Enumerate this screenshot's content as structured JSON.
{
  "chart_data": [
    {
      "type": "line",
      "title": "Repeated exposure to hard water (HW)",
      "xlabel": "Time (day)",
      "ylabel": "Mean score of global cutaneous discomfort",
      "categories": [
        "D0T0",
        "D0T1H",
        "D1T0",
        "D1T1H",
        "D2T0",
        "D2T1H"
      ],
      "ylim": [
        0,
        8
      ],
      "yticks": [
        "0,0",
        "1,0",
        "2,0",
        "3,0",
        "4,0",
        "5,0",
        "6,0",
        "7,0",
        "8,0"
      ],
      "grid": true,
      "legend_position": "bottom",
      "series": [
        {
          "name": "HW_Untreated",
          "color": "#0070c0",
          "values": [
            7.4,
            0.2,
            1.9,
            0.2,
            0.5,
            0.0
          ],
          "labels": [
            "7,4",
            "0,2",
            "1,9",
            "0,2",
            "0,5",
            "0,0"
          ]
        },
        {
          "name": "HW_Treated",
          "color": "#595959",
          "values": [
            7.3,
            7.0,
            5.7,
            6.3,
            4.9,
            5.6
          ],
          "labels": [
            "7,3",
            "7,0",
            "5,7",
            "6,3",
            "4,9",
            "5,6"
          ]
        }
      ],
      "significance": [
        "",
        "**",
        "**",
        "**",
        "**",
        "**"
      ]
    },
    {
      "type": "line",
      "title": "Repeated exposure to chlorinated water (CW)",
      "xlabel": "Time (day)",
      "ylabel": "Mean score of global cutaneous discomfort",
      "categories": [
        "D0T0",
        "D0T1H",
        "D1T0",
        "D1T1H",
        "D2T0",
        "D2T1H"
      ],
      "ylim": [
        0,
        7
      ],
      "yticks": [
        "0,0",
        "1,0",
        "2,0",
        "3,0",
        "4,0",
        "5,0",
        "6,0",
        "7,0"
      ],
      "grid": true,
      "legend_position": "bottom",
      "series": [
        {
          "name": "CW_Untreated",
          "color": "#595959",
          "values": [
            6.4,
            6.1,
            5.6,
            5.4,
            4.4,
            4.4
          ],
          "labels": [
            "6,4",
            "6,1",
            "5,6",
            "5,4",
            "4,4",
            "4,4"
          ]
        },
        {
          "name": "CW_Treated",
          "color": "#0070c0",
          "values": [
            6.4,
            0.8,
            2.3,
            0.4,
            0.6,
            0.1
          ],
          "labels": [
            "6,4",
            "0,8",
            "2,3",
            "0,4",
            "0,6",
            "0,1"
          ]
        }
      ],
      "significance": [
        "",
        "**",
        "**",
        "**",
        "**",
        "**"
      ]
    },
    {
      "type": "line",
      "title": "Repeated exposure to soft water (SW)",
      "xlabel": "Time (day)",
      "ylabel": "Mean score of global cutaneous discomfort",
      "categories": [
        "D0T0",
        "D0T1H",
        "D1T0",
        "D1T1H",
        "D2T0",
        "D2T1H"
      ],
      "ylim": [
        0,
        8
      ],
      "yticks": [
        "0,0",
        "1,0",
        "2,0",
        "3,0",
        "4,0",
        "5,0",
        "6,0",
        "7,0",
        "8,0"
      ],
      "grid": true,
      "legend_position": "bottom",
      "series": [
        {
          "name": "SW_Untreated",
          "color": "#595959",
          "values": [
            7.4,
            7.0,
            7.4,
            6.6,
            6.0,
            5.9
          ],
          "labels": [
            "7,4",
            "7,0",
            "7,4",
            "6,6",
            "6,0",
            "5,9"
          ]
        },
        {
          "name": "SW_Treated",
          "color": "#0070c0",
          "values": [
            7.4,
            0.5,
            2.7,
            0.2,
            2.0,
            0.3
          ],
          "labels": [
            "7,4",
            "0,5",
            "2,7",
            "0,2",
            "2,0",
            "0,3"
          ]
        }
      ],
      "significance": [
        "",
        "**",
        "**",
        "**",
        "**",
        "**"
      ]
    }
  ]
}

□ □ □ □

■ WHAT THE TASK ASKS:
Look through the entries above for the word "Repeated". Copy every line where it shows up.

■ EXERCISE SOLUTION:
      "title": "Repeated exposure to hard water (HW)",
      "title": "Repeated exposure to chlorinated water (CW)",
      "title": "Repeated exposure to soft water (SW)",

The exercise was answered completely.